## WRITTEN PROBLEM
Print the listing as it stands, omitting all images.

## DATA FOR THE TASK
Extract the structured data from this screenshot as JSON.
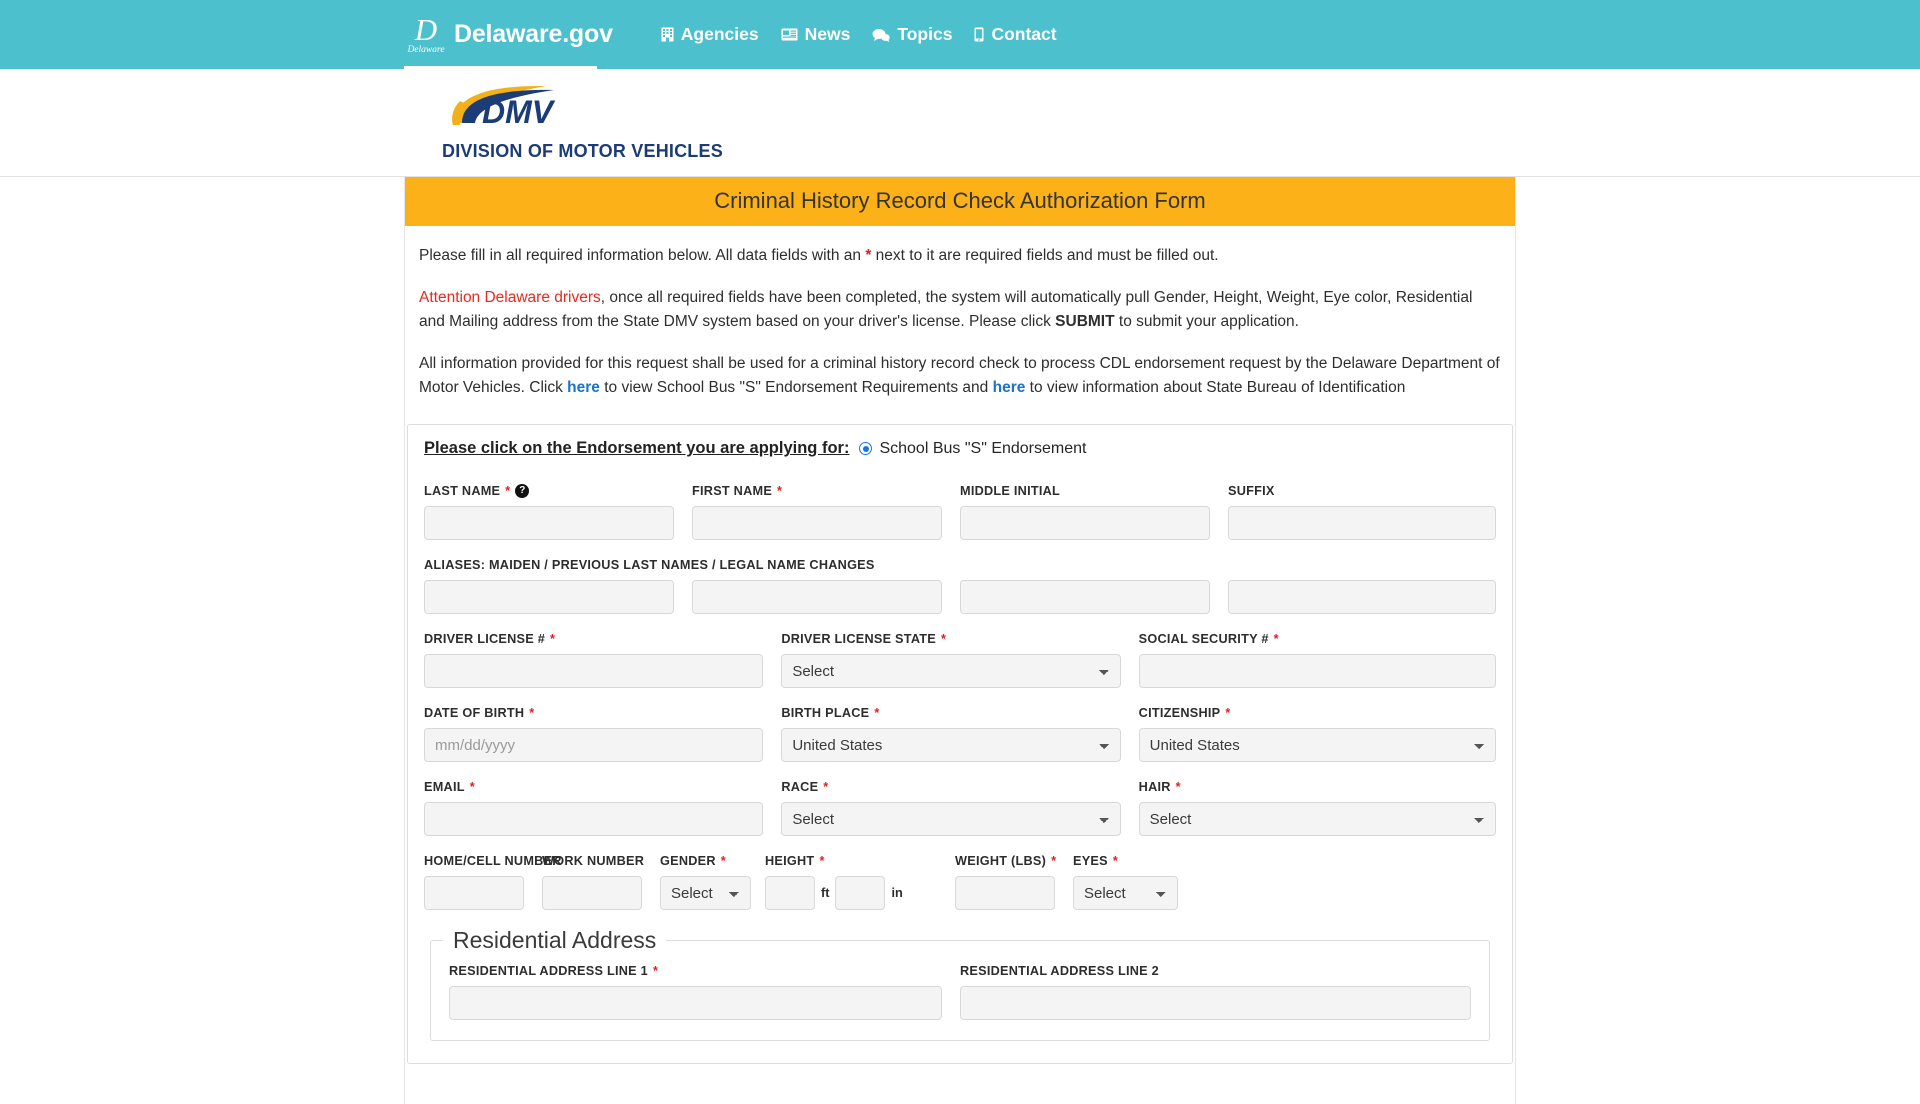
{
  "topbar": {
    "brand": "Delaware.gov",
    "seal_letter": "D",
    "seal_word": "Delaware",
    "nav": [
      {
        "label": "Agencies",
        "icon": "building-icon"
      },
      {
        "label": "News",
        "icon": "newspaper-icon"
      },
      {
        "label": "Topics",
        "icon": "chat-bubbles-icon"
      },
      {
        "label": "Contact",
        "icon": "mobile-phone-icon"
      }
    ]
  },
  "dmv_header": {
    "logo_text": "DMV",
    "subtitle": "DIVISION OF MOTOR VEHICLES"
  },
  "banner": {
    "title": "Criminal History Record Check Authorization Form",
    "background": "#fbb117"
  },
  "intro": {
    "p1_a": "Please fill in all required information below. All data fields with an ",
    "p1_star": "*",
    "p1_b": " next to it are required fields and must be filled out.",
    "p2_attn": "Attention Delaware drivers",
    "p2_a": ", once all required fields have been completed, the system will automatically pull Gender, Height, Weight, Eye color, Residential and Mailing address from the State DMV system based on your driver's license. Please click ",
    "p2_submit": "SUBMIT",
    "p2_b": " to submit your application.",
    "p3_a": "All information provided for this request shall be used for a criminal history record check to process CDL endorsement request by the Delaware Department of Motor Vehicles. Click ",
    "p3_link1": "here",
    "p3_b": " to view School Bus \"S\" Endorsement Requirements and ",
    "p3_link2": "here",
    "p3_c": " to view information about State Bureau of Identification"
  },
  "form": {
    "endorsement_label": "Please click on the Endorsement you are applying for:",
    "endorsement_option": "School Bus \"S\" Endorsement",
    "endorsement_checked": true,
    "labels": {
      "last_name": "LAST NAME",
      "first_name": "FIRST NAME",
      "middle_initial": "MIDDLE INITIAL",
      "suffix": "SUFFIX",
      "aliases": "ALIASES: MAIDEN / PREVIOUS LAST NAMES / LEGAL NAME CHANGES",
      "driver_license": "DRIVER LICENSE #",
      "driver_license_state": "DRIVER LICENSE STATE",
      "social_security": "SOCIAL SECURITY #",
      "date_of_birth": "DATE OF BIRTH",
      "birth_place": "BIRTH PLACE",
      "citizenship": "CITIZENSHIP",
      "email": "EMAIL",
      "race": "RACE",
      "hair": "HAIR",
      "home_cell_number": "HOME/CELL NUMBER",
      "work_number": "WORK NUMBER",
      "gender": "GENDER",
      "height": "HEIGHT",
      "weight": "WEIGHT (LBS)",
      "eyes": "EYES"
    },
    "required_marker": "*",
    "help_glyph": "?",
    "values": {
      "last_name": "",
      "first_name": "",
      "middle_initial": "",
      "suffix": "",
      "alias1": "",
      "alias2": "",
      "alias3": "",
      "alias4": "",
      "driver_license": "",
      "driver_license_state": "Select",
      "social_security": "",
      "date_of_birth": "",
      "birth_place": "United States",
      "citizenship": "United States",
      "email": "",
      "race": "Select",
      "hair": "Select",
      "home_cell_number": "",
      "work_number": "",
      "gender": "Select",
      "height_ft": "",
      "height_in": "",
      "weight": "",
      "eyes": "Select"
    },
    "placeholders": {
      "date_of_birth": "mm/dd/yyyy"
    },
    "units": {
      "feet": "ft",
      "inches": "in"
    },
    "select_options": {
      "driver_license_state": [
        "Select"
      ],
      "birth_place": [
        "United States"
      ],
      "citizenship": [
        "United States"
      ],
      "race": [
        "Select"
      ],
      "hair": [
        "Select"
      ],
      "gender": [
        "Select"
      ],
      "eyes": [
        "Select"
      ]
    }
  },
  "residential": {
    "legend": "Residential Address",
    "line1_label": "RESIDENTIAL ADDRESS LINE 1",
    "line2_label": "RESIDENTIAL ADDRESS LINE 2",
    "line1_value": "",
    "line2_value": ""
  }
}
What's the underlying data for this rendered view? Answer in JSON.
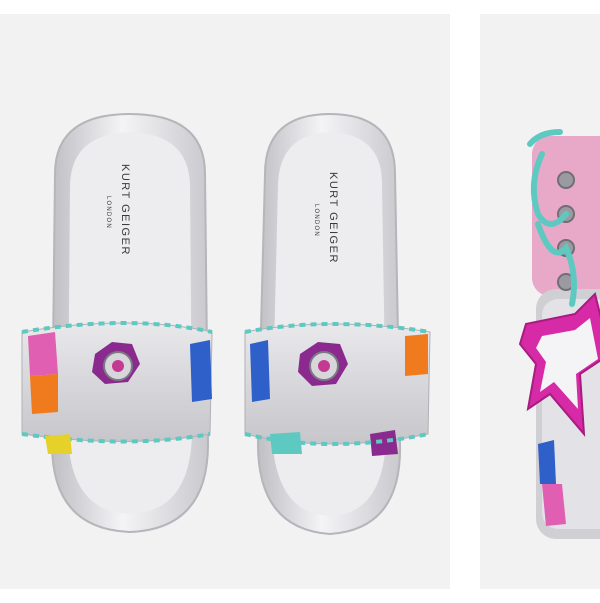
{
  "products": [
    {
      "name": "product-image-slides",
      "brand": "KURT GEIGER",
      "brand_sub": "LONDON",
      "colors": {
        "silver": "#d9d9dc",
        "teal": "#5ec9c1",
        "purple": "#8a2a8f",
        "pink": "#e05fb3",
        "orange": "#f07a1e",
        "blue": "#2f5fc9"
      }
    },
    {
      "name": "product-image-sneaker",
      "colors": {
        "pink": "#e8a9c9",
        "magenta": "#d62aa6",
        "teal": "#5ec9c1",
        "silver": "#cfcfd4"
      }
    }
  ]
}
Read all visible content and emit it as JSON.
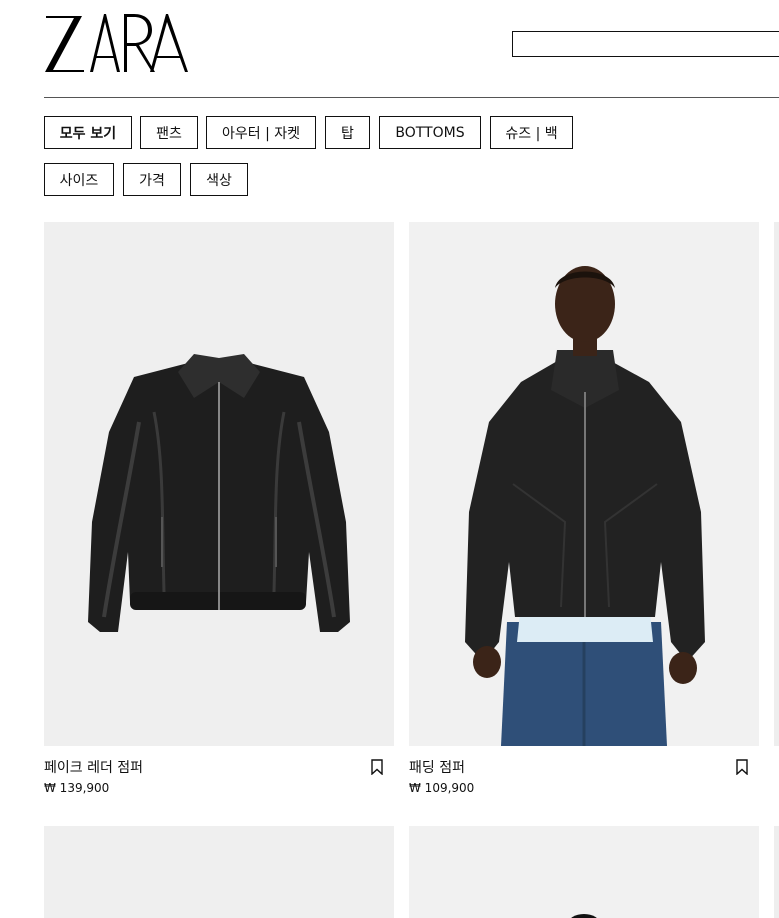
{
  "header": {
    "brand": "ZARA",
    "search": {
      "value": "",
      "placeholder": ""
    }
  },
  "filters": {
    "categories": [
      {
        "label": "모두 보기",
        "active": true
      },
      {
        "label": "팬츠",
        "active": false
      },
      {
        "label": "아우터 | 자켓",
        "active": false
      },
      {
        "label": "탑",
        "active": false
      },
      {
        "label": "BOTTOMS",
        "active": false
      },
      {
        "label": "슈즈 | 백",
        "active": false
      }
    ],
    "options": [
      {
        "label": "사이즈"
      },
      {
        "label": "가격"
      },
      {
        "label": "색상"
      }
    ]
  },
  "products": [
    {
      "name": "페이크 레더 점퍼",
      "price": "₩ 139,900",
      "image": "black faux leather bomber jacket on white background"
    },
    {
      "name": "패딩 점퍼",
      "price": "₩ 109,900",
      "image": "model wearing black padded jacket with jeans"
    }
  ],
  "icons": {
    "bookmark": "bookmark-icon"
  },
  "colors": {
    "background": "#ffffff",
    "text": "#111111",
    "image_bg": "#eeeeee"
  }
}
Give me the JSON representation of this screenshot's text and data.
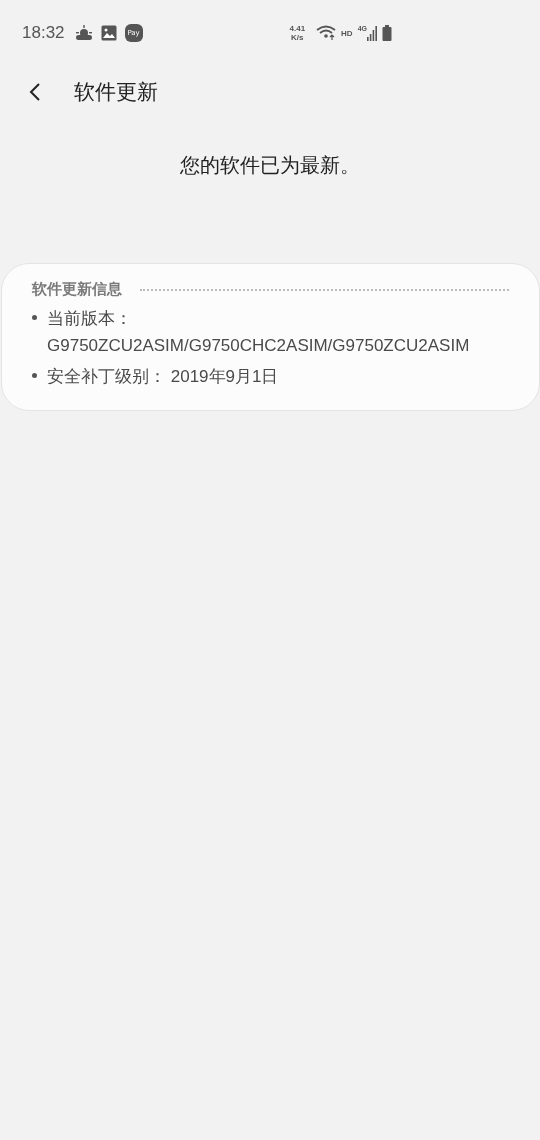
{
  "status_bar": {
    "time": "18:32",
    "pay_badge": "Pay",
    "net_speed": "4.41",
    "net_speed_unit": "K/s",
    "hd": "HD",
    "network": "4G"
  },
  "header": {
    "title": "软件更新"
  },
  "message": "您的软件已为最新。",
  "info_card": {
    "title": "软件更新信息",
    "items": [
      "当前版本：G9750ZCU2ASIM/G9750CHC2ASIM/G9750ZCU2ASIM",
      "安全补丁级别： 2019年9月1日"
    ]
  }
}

## EXERCISE SOLUTION
Extract the structured data from this screenshot as JSON.
{
  "topbar": {
    "brand": "Delaware.gov",
    "seal_letter": "D",
    "seal_word": "Delaware",
    "nav": [
      {
        "label": "Agencies",
        "icon": "building-icon"
      },
      {
        "label": "News",
        "icon": "newspaper-icon"
      },
      {
        "label": "Topics",
        "icon": "chat-bubbles-icon"
      },
      {
        "label": "Contact",
        "icon": "mobile-phone-icon"
      }
    ]
  },
  "dmv_header": {
    "logo_text": "DMV",
    "subtitle": "DIVISION OF MOTOR VEHICLES"
  },
  "banner": {
    "title": "Criminal History Record Check Authorization Form",
    "background": "#fbb117"
  },
  "intro": {
    "p1_a": "Please fill in all required information below. All data fields with an ",
    "p1_star": "*",
    "p1_b": " next to it are required fields and must be filled out.",
    "p2_attn": "Attention Delaware drivers",
    "p2_a": ", once all required fields have been completed, the system will automatically pull Gender, Height, Weight, Eye color, Residential and Mailing address from the State DMV system based on your driver's license. Please click ",
    "p2_submit": "SUBMIT",
    "p2_b": " to submit your application.",
    "p3_a": "All information provided for this request shall be used for a criminal history record check to process CDL endorsement request by the Delaware Department of Motor Vehicles. Click ",
    "p3_link1": "here",
    "p3_b": " to view School Bus \"S\" Endorsement Requirements and ",
    "p3_link2": "here",
    "p3_c": " to view information about State Bureau of Identification"
  },
  "form": {
    "endorsement_label": "Please click on the Endorsement you are applying for:",
    "endorsement_option": "School Bus \"S\" Endorsement",
    "endorsement_checked": true,
    "labels": {
      "last_name": "LAST NAME",
      "first_name": "FIRST NAME",
      "middle_initial": "MIDDLE INITIAL",
      "suffix": "SUFFIX",
      "aliases": "ALIASES: MAIDEN / PREVIOUS LAST NAMES / LEGAL NAME CHANGES",
      "driver_license": "DRIVER LICENSE #",
      "driver_license_state": "DRIVER LICENSE STATE",
      "social_security": "SOCIAL SECURITY #",
      "date_of_birth": "DATE OF BIRTH",
      "birth_place": "BIRTH PLACE",
      "citizenship": "CITIZENSHIP",
      "email": "EMAIL",
      "race": "RACE",
      "hair": "HAIR",
      "home_cell_number": "HOME/CELL NUMBER",
      "work_number": "WORK NUMBER",
      "gender": "GENDER",
      "height": "HEIGHT",
      "weight": "WEIGHT (LBS)",
      "eyes": "EYES"
    },
    "required_marker": "*",
    "help_glyph": "?",
    "values": {
      "last_name": "",
      "first_name": "",
      "middle_initial": "",
      "suffix": "",
      "alias1": "",
      "alias2": "",
      "alias3": "",
      "alias4": "",
      "driver_license": "",
      "driver_license_state": "Select",
      "social_security": "",
      "date_of_birth": "",
      "birth_place": "United States",
      "citizenship": "United States",
      "email": "",
      "race": "Select",
      "hair": "Select",
      "home_cell_number": "",
      "work_number": "",
      "gender": "Select",
      "height_ft": "",
      "height_in": "",
      "weight": "",
      "eyes": "Select"
    },
    "placeholders": {
      "date_of_birth": "mm/dd/yyyy"
    },
    "units": {
      "feet": "ft",
      "inches": "in"
    },
    "select_options": {
      "driver_license_state": [
        "Select"
      ],
      "birth_place": [
        "United States"
      ],
      "citizenship": [
        "United States"
      ],
      "race": [
        "Select"
      ],
      "hair": [
        "Select"
      ],
      "gender": [
        "Select"
      ],
      "eyes": [
        "Select"
      ]
    }
  },
  "residential": {
    "legend": "Residential Address",
    "line1_label": "RESIDENTIAL ADDRESS LINE 1",
    "line2_label": "RESIDENTIAL ADDRESS LINE 2",
    "line1_value": "",
    "line2_value": ""
  }
}
What's the underlying data for this rendered view? Answer in JSON.
{
  "products": [
    {
      "name": "product-image-slides",
      "brand": "KURT GEIGER",
      "brand_sub": "LONDON",
      "colors": {
        "silver": "#d9d9dc",
        "teal": "#5ec9c1",
        "purple": "#8a2a8f",
        "pink": "#e05fb3",
        "orange": "#f07a1e",
        "blue": "#2f5fc9"
      }
    },
    {
      "name": "product-image-sneaker",
      "colors": {
        "pink": "#e8a9c9",
        "magenta": "#d62aa6",
        "teal": "#5ec9c1",
        "silver": "#cfcfd4"
      }
    }
  ]
}
Read all visible content and emit it as JSON.
{
  "header": {
    "brand": "ZARA",
    "search": {
      "value": "",
      "placeholder": ""
    }
  },
  "filters": {
    "categories": [
      {
        "label": "모두 보기",
        "active": true
      },
      {
        "label": "팬츠",
        "active": false
      },
      {
        "label": "아우터 | 자켓",
        "active": false
      },
      {
        "label": "탑",
        "active": false
      },
      {
        "label": "BOTTOMS",
        "active": false
      },
      {
        "label": "슈즈 | 백",
        "active": false
      }
    ],
    "options": [
      {
        "label": "사이즈"
      },
      {
        "label": "가격"
      },
      {
        "label": "색상"
      }
    ]
  },
  "products": [
    {
      "name": "페이크 레더 점퍼",
      "price": "₩ 139,900",
      "image": "black faux leather bomber jacket on white background"
    },
    {
      "name": "패딩 점퍼",
      "price": "₩ 109,900",
      "image": "model wearing black padded jacket with jeans"
    }
  ],
  "icons": {
    "bookmark": "bookmark-icon"
  },
  "colors": {
    "background": "#ffffff",
    "text": "#111111",
    "image_bg": "#eeeeee"
  }
}
Give me the JSON representation of this screenshot's text and data.
{
  "status_bar": {
    "time": "18:32",
    "pay_badge": "Pay",
    "net_speed": "4.41",
    "net_speed_unit": "K/s",
    "hd": "HD",
    "network": "4G"
  },
  "header": {
    "title": "软件更新"
  },
  "message": "您的软件已为最新。",
  "info_card": {
    "title": "软件更新信息",
    "items": [
      "当前版本：G9750ZCU2ASIM/G9750CHC2ASIM/G9750ZCU2ASIM",
      "安全补丁级别： 2019年9月1日"
    ]
  }
}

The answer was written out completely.